[Start of EXTRACTED ENTRIES]

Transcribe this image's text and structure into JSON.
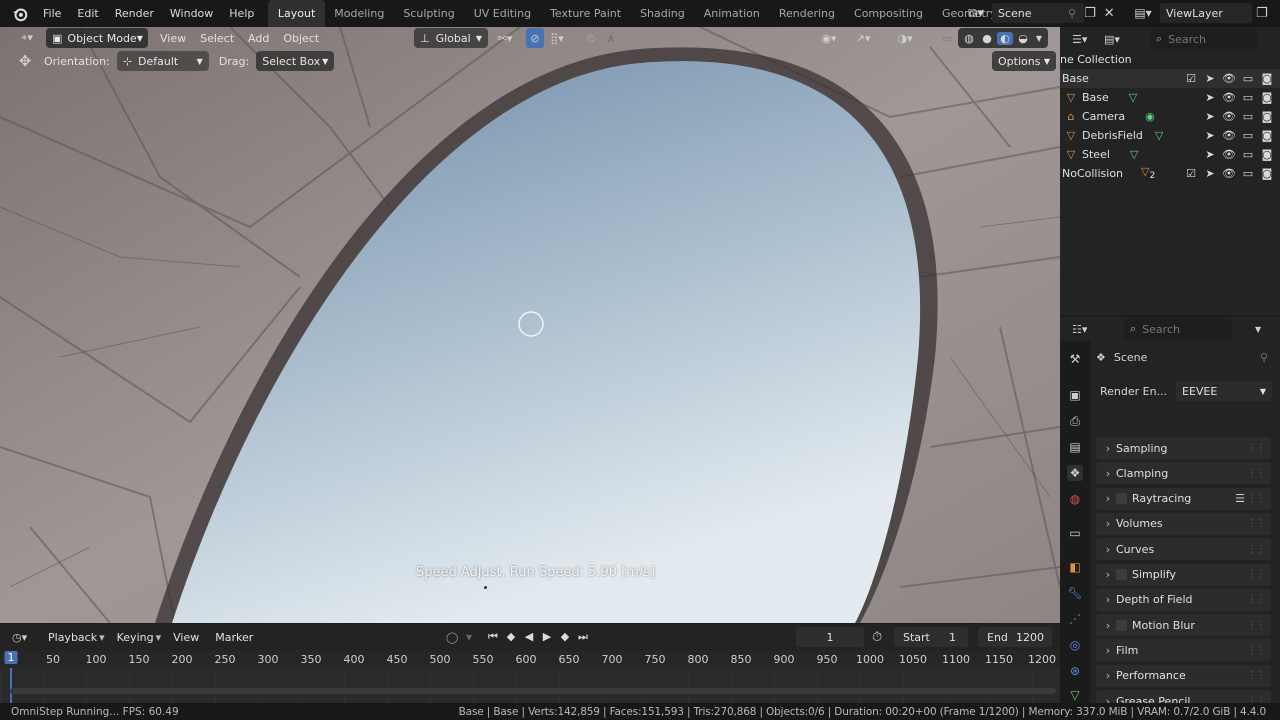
{
  "topbar": {
    "menus": [
      "File",
      "Edit",
      "Render",
      "Window",
      "Help"
    ],
    "workspace_tabs": [
      "Layout",
      "Modeling",
      "Sculpting",
      "UV Editing",
      "Texture Paint",
      "Shading",
      "Animation",
      "Rendering",
      "Compositing",
      "Geometry Node"
    ],
    "active_tab": "Layout",
    "scene_name": "Scene",
    "view_layer": "ViewLayer"
  },
  "viewport_header": {
    "mode": "Object Mode",
    "menus": [
      "View",
      "Select",
      "Add",
      "Object"
    ],
    "transform_orientation": "Global"
  },
  "tool_header": {
    "orientation_label": "Orientation:",
    "orientation_value": "Default",
    "drag_label": "Drag:",
    "drag_value": "Select Box",
    "options_label": "Options"
  },
  "viewport": {
    "overlay_text": "Speed Adjust, Run Speed: 5.90 [m/s]"
  },
  "outliner": {
    "search_placeholder": "Search",
    "collection_label": "ne Collection",
    "items": [
      {
        "name": "Base",
        "type": "collection"
      },
      {
        "name": "Base",
        "type": "mesh"
      },
      {
        "name": "Camera",
        "type": "camera"
      },
      {
        "name": "DebrisField",
        "type": "mesh"
      },
      {
        "name": "Steel",
        "type": "mesh"
      },
      {
        "name": "NoCollision",
        "type": "collection",
        "badge": "2"
      }
    ]
  },
  "properties": {
    "search_placeholder": "Search",
    "context": "Scene",
    "render_engine_label": "Render En...",
    "render_engine_value": "EEVEE",
    "panels": [
      {
        "label": "Sampling",
        "checkbox": false
      },
      {
        "label": "Clamping",
        "checkbox": false
      },
      {
        "label": "Raytracing",
        "checkbox": true
      },
      {
        "label": "Volumes",
        "checkbox": false
      },
      {
        "label": "Curves",
        "checkbox": false
      },
      {
        "label": "Simplify",
        "checkbox": true
      },
      {
        "label": "Depth of Field",
        "checkbox": false
      },
      {
        "label": "Motion Blur",
        "checkbox": true
      },
      {
        "label": "Film",
        "checkbox": false
      },
      {
        "label": "Performance",
        "checkbox": false
      },
      {
        "label": "Grease Pencil",
        "checkbox": false
      }
    ]
  },
  "timeline": {
    "menus": [
      "Playback",
      "Keying",
      "View",
      "Marker"
    ],
    "current_frame": "1",
    "start_label": "Start",
    "start_value": "1",
    "end_label": "End",
    "end_value": "1200",
    "ruler_ticks": [
      "1",
      "50",
      "100",
      "150",
      "200",
      "250",
      "300",
      "350",
      "400",
      "450",
      "500",
      "550",
      "600",
      "650",
      "700",
      "750",
      "800",
      "850",
      "900",
      "950",
      "1000",
      "1050",
      "1100",
      "1150",
      "1200"
    ]
  },
  "statusbar": {
    "left": "OmniStep Running... FPS: 60.49",
    "right": "Base | Base | Verts:142,859 | Faces:151,593 | Tris:270,868 | Objects:0/6 | Duration: 00:20+00 (Frame 1/1200) | Memory: 337.0 MiB | VRAM: 0.7/2.0 GiB | 4.4.0"
  },
  "colors": {
    "accent": "#4772b3",
    "sky_top": "#7e9ab3",
    "sky_bottom": "#dfe6ec",
    "concrete": "#8d8988",
    "mesh_icon": "#e09040",
    "data_icon": "#5bd17a"
  }
}
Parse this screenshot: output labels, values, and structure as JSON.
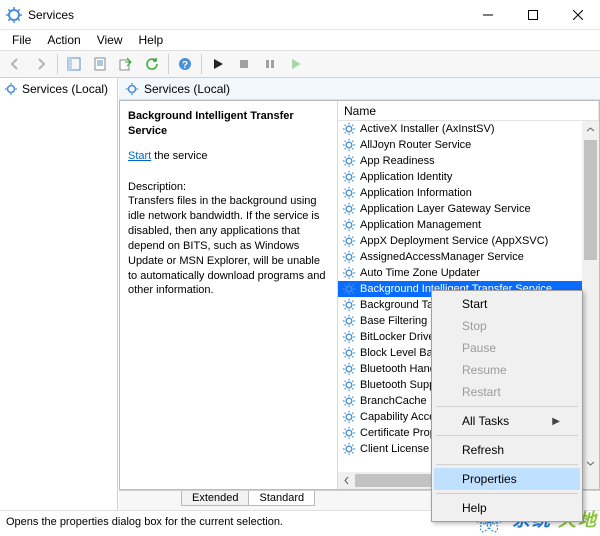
{
  "window": {
    "title": "Services"
  },
  "menu": {
    "file": "File",
    "action": "Action",
    "view": "View",
    "help": "Help"
  },
  "tree": {
    "root": "Services (Local)"
  },
  "rightHeader": "Services (Local)",
  "detail": {
    "serviceName": "Background Intelligent Transfer Service",
    "startLink": "Start",
    "startText": " the service",
    "descHeading": "Description:",
    "description": "Transfers files in the background using idle network bandwidth. If the service is disabled, then any applications that depend on BITS, such as Windows Update or MSN Explorer, will be unable to automatically download programs and other information."
  },
  "columns": {
    "name": "Name"
  },
  "services": [
    "ActiveX Installer (AxInstSV)",
    "AllJoyn Router Service",
    "App Readiness",
    "Application Identity",
    "Application Information",
    "Application Layer Gateway Service",
    "Application Management",
    "AppX Deployment Service (AppXSVC)",
    "AssignedAccessManager Service",
    "Auto Time Zone Updater",
    "Background Intelligent Transfer Service",
    "Background Tasks Infrastructure Service",
    "Base Filtering Engine",
    "BitLocker Drive Encryption Service",
    "Block Level Backup Engine Service",
    "Bluetooth Handsfree Service",
    "Bluetooth Support Service",
    "BranchCache",
    "Capability Access Manager Service",
    "Certificate Propagation",
    "Client License Service (ClipSVC)"
  ],
  "selectedIndex": 10,
  "tabs": {
    "extended": "Extended",
    "standard": "Standard"
  },
  "context": {
    "start": "Start",
    "stop": "Stop",
    "pause": "Pause",
    "resume": "Resume",
    "restart": "Restart",
    "allTasks": "All Tasks",
    "refresh": "Refresh",
    "properties": "Properties",
    "help": "Help"
  },
  "status": "Opens the properties dialog box for the current selection.",
  "watermark": {
    "t1": "系统",
    "t2": "天地"
  }
}
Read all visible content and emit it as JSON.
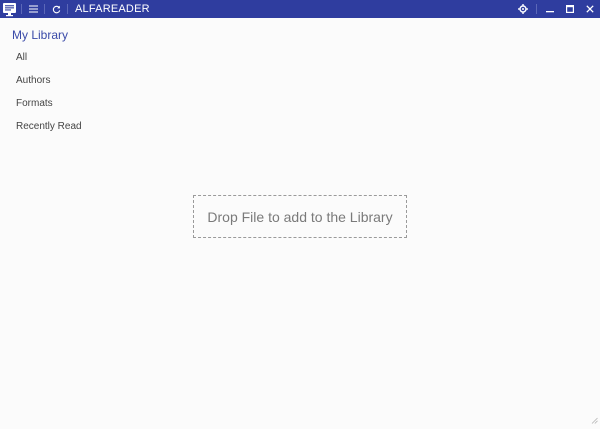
{
  "titlebar": {
    "app_name": "ALFAREADER",
    "icons": {
      "app": "reader-monitor-icon",
      "menu": "hamburger-menu-icon",
      "refresh": "refresh-icon",
      "settings": "gear-icon",
      "minimize": "minimize-icon",
      "maximize": "maximize-icon",
      "close": "close-icon"
    }
  },
  "sidebar": {
    "title": "My Library",
    "items": [
      {
        "label": "All"
      },
      {
        "label": "Authors"
      },
      {
        "label": "Formats"
      },
      {
        "label": "Recently Read"
      }
    ]
  },
  "main": {
    "dropzone_text": "Drop File to add to the Library"
  },
  "colors": {
    "titlebar_bg": "#2f3d9f",
    "accent_text": "#3a4aa8",
    "background": "#fbfbfb"
  }
}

[End of EXTRACTED ENTRIES]

### WORK INSTRUCTIONS
Your reply is one number: how many lines of the records above contain the word "this".

### TASK ANSWER
2